JOB
In the data below, locate each line with the word "type" and list it.

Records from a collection
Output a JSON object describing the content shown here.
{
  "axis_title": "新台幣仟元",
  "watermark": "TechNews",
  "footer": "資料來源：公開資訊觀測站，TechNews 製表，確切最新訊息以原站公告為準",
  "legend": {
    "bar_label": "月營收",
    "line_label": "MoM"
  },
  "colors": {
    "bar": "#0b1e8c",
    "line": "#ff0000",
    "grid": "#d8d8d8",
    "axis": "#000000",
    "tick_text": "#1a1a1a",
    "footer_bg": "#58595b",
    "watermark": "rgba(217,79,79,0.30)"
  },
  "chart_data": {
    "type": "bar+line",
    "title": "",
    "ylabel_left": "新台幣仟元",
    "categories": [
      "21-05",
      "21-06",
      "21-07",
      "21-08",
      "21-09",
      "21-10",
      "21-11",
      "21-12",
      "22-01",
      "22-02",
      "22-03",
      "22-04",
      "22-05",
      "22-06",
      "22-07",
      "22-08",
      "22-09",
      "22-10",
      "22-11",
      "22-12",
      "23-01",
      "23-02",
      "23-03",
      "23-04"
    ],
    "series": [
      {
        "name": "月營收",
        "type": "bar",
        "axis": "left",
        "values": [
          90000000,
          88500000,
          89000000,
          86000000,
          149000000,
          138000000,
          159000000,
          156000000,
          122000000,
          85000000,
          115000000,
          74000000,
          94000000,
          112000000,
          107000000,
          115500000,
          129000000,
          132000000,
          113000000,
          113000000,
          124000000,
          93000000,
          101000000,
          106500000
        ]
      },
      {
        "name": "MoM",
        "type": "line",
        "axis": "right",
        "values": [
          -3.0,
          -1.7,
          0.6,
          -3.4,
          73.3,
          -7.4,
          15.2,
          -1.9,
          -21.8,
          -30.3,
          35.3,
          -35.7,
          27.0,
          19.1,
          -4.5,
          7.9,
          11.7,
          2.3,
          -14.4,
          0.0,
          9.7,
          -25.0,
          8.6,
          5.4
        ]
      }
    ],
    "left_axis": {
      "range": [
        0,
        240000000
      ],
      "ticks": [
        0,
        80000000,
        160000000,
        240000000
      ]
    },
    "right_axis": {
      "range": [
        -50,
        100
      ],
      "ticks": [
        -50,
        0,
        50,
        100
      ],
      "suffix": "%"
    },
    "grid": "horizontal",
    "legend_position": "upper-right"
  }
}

...

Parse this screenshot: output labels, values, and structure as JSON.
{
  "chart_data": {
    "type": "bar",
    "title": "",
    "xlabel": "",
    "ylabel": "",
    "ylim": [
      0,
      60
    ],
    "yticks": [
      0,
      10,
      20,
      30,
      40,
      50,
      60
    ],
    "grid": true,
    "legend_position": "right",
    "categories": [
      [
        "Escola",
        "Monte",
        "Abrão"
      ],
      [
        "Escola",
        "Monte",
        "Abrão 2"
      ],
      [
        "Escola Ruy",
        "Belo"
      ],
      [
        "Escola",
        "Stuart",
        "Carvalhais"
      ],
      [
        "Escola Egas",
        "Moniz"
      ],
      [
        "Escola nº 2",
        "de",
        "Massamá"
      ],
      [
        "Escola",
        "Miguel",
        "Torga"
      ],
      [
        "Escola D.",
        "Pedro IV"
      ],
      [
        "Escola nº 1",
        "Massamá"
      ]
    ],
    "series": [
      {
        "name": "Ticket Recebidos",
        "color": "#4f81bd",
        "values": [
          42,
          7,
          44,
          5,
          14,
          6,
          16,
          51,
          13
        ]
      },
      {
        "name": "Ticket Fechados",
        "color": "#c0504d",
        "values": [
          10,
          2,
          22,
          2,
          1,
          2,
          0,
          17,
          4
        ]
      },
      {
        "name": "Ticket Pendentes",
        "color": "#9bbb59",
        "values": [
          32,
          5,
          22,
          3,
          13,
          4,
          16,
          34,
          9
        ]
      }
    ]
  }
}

OUTPUT BELOW
    "type": "bar+line",
        "type": "bar",
        "type": "line",
    "type": "bar",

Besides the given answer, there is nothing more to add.